## Start Source material

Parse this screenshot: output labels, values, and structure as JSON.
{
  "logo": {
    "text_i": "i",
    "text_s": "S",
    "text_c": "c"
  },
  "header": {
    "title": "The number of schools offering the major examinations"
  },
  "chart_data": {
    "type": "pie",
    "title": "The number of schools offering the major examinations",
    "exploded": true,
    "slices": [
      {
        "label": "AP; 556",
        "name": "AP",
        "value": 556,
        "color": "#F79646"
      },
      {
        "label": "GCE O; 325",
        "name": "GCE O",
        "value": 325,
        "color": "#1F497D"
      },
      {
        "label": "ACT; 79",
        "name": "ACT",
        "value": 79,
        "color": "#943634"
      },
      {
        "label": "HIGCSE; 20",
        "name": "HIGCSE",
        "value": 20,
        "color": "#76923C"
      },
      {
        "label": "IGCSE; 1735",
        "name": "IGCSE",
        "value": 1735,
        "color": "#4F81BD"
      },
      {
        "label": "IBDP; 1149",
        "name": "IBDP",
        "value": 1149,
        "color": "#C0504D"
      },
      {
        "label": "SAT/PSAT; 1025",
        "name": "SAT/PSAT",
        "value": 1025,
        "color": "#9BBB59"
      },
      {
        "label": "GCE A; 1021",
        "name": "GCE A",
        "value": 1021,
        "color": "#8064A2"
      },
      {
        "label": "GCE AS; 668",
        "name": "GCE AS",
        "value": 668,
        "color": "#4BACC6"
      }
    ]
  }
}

## End Source material

- [What needs to be done] Transcribe the material above in its entirety. Match it exactly.

- [The completed task]
Parse this screenshot: output labels, values, and structure as JSON.
{
  "logo": {
    "text_i": "i",
    "text_s": "S",
    "text_c": "c"
  },
  "header": {
    "title": "The number of schools offering the major examinations"
  },
  "chart_data": {
    "type": "pie",
    "title": "The number of schools offering the major examinations",
    "exploded": true,
    "slices": [
      {
        "label": "AP; 556",
        "name": "AP",
        "value": 556,
        "color": "#F79646"
      },
      {
        "label": "GCE O; 325",
        "name": "GCE O",
        "value": 325,
        "color": "#1F497D"
      },
      {
        "label": "ACT; 79",
        "name": "ACT",
        "value": 79,
        "color": "#943634"
      },
      {
        "label": "HIGCSE; 20",
        "name": "HIGCSE",
        "value": 20,
        "color": "#76923C"
      },
      {
        "label": "IGCSE; 1735",
        "name": "IGCSE",
        "value": 1735,
        "color": "#4F81BD"
      },
      {
        "label": "IBDP; 1149",
        "name": "IBDP",
        "value": 1149,
        "color": "#C0504D"
      },
      {
        "label": "SAT/PSAT; 1025",
        "name": "SAT/PSAT",
        "value": 1025,
        "color": "#9BBB59"
      },
      {
        "label": "GCE A; 1021",
        "name": "GCE A",
        "value": 1021,
        "color": "#8064A2"
      },
      {
        "label": "GCE AS; 668",
        "name": "GCE AS",
        "value": 668,
        "color": "#4BACC6"
      }
    ]
  }
}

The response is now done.